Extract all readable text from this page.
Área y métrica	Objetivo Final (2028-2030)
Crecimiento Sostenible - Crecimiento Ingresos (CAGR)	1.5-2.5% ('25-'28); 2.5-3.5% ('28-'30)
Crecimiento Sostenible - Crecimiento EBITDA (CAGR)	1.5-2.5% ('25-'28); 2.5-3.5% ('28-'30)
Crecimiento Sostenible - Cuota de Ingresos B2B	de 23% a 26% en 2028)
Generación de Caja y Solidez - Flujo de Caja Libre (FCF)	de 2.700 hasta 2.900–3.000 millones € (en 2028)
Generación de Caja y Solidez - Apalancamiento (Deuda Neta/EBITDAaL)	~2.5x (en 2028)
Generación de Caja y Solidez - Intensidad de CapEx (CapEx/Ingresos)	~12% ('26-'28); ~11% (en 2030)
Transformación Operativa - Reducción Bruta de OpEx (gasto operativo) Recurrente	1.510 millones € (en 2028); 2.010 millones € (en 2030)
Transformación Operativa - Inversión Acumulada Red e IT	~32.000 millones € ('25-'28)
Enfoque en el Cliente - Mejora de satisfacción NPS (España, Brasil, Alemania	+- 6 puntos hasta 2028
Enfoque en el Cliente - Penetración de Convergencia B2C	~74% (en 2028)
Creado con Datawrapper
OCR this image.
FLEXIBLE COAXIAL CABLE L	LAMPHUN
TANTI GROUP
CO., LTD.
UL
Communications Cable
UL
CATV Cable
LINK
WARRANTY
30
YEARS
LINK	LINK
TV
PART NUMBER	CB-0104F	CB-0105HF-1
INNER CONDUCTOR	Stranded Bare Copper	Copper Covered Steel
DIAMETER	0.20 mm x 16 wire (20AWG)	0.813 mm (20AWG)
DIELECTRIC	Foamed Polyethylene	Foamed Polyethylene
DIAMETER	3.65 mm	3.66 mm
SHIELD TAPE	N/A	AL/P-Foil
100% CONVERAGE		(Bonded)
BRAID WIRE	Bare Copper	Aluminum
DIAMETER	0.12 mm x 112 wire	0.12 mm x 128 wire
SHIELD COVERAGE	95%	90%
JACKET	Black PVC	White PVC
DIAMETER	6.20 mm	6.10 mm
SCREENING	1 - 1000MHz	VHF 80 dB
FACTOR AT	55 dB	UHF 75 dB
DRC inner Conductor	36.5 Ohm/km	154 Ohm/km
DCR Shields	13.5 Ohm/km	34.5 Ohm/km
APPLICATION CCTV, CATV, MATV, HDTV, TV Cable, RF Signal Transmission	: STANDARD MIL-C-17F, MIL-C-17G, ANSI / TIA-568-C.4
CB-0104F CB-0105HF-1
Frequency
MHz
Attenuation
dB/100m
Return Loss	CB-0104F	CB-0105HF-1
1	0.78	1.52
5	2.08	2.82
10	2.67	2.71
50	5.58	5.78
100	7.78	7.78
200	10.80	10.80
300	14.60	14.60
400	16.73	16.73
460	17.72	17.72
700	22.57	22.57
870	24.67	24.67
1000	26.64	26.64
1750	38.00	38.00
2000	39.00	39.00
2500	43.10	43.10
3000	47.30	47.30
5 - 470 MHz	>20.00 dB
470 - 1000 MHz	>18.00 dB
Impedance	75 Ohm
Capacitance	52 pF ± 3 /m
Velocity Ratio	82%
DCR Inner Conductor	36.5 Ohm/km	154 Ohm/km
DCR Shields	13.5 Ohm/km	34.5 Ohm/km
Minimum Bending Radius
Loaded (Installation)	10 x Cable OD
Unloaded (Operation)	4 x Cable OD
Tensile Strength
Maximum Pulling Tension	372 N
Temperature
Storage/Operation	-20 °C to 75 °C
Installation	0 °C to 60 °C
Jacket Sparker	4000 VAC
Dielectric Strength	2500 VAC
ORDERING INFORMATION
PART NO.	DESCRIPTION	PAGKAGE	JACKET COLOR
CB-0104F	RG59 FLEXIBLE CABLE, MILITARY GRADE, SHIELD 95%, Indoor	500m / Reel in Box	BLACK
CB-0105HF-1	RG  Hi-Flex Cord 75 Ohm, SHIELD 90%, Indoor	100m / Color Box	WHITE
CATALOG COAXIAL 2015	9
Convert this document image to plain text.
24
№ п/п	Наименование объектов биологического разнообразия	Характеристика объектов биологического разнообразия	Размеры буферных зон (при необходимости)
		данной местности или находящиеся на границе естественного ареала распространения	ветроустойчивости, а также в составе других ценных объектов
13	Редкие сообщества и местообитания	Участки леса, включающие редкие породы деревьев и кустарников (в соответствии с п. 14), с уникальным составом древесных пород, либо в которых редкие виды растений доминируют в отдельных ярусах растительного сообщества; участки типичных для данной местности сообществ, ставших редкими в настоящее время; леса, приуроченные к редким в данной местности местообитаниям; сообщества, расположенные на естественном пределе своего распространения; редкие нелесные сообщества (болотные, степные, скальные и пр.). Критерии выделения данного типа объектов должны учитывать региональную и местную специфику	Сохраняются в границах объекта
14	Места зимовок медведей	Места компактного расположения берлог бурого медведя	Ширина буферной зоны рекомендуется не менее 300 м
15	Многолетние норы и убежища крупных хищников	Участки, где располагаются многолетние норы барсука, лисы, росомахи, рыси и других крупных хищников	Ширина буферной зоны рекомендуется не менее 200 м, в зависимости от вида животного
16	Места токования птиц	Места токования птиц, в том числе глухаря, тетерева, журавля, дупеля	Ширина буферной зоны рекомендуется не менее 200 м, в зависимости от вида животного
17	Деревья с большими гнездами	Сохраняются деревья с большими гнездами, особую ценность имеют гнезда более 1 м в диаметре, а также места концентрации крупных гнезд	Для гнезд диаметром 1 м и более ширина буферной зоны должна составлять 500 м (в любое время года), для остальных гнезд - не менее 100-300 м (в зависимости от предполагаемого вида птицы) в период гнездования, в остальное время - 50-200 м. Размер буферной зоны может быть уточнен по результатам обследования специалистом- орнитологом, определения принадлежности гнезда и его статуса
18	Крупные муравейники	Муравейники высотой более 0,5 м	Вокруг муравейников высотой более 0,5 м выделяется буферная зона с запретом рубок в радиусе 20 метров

[The request]:
Copy out all of the data exactly, leaving nothing out.

[Written answer]:
Extract all readable text from this page.
Área y métrica	Objetivo Final (2028-2030)
Crecimiento Sostenible - Crecimiento Ingresos (CAGR)	1.5-2.5% ('25-'28); 2.5-3.5% ('28-'30)
Crecimiento Sostenible - Crecimiento EBITDA (CAGR)	1.5-2.5% ('25-'28); 2.5-3.5% ('28-'30)
Crecimiento Sostenible - Cuota de Ingresos B2B	de 23% a 26% en 2028)
Generación de Caja y Solidez - Flujo de Caja Libre (FCF)	de 2.700 hasta 2.900–3.000 millones € (en 2028)
Generación de Caja y Solidez - Apalancamiento (Deuda Neta/EBITDAaL)	~2.5x (en 2028)
Generación de Caja y Solidez - Intensidad de CapEx (CapEx/Ingresos)	~12% ('26-'28); ~11% (en 2030)
Transformación Operativa - Reducción Bruta de OpEx (gasto operativo) Recurrente	1.510 millones € (en 2028); 2.010 millones € (en 2030)
Transformación Operativa - Inversión Acumulada Red e IT	~32.000 millones € ('25-'28)
Enfoque en el Cliente - Mejora de satisfacción NPS (España, Brasil, Alemania	+- 6 puntos hasta 2028
Enfoque en el Cliente - Penetración de Convergencia B2C	~74% (en 2028)
Creado con Datawrapper
OCR this image.
FLEXIBLE COAXIAL CABLE L	LAMPHUN
TANTI GROUP
CO., LTD.
UL
Communications Cable
UL
CATV Cable
LINK
WARRANTY
30
YEARS
LINK	LINK
TV
PART NUMBER	CB-0104F	CB-0105HF-1
INNER CONDUCTOR	Stranded Bare Copper	Copper Covered Steel
DIAMETER	0.20 mm x 16 wire (20AWG)	0.813 mm (20AWG)
DIELECTRIC	Foamed Polyethylene	Foamed Polyethylene
DIAMETER	3.65 mm	3.66 mm
SHIELD TAPE	N/A	AL/P-Foil
100% CONVERAGE		(Bonded)
BRAID WIRE	Bare Copper	Aluminum
DIAMETER	0.12 mm x 112 wire	0.12 mm x 128 wire
SHIELD COVERAGE	95%	90%
JACKET	Black PVC	White PVC
DIAMETER	6.20 mm	6.10 mm
SCREENING	1 - 1000MHz	VHF 80 dB
FACTOR AT	55 dB	UHF 75 dB
DRC inner Conductor	36.5 Ohm/km	154 Ohm/km
DCR Shields	13.5 Ohm/km	34.5 Ohm/km
APPLICATION CCTV, CATV, MATV, HDTV, TV Cable, RF Signal Transmission	: STANDARD MIL-C-17F, MIL-C-17G, ANSI / TIA-568-C.4
CB-0104F CB-0105HF-1
Frequency
MHz
Attenuation
dB/100m
Return Loss	CB-0104F	CB-0105HF-1
1	0.78	1.52
5	2.08	2.82
10	2.67	2.71
50	5.58	5.78
100	7.78	7.78
200	10.80	10.80
300	14.60	14.60
400	16.73	16.73
460	17.72	17.72
700	22.57	22.57
870	24.67	24.67
1000	26.64	26.64
1750	38.00	38.00
2000	39.00	39.00
2500	43.10	43.10
3000	47.30	47.30
5 - 470 MHz	>20.00 dB
470 - 1000 MHz	>18.00 dB
Impedance	75 Ohm
Capacitance	52 pF ± 3 /m
Velocity Ratio	82%
DCR Inner Conductor	36.5 Ohm/km	154 Ohm/km
DCR Shields	13.5 Ohm/km	34.5 Ohm/km
Minimum Bending Radius
Loaded (Installation)	10 x Cable OD
Unloaded (Operation)	4 x Cable OD
Tensile Strength
Maximum Pulling Tension	372 N
Temperature
Storage/Operation	-20 °C to 75 °C
Installation	0 °C to 60 °C
Jacket Sparker	4000 VAC
Dielectric Strength	2500 VAC
ORDERING INFORMATION
PART NO.	DESCRIPTION	PAGKAGE	JACKET COLOR
CB-0104F	RG59 FLEXIBLE CABLE, MILITARY GRADE, SHIELD 95%, Indoor	500m / Reel in Box	BLACK
CB-0105HF-1	RG  Hi-Flex Cord 75 Ohm, SHIELD 90%, Indoor	100m / Color Box	WHITE
CATALOG COAXIAL 2015	9
Convert this document image to plain text.
24
№ п/п	Наименование объектов биологического разнообразия	Характеристика объектов биологического разнообразия	Размеры буферных зон (при необходимости)
		данной местности или находящиеся на границе естественного ареала распространения	ветроустойчивости, а также в составе других ценных объектов
13	Редкие сообщества и местообитания	Участки леса, включающие редкие породы деревьев и кустарников (в соответствии с п. 14), с уникальным составом древесных пород, либо в которых редкие виды растений доминируют в отдельных ярусах растительного сообщества; участки типичных для данной местности сообществ, ставших редкими в настоящее время; леса, приуроченные к редким в данной местности местообитаниям; сообщества, расположенные на естественном пределе своего распространения; редкие нелесные сообщества (болотные, степные, скальные и пр.). Критерии выделения данного типа объектов должны учитывать региональную и местную специфику	Сохраняются в границах объекта
14	Места зимовок медведей	Места компактного расположения берлог бурого медведя	Ширина буферной зоны рекомендуется не менее 300 м
15	Многолетние норы и убежища крупных хищников	Участки, где располагаются многолетние норы барсука, лисы, росомахи, рыси и других крупных хищников	Ширина буферной зоны рекомендуется не менее 200 м, в зависимости от вида животного
16	Места токования птиц	Места токования птиц, в том числе глухаря, тетерева, журавля, дупеля	Ширина буферной зоны рекомендуется не менее 200 м, в зависимости от вида животного
17	Деревья с большими гнездами	Сохраняются деревья с большими гнездами, особую ценность имеют гнезда более 1 м в диаметре, а также места концентрации крупных гнезд	Для гнезд диаметром 1 м и более ширина буферной зоны должна составлять 500 м (в любое время года), для остальных гнезд - не менее 100-300 м (в зависимости от предполагаемого вида птицы) в период гнездования, в остальное время - 50-200 м. Размер буферной зоны может быть уточнен по результатам обследования специалистом- орнитологом, определения принадлежности гнезда и его статуса
18	Крупные муравейники	Муравейники высотой более 0,5 м	Вокруг муравейников высотой более 0,5 м выделяется буферная зона с запретом рубок в радиусе 20 метров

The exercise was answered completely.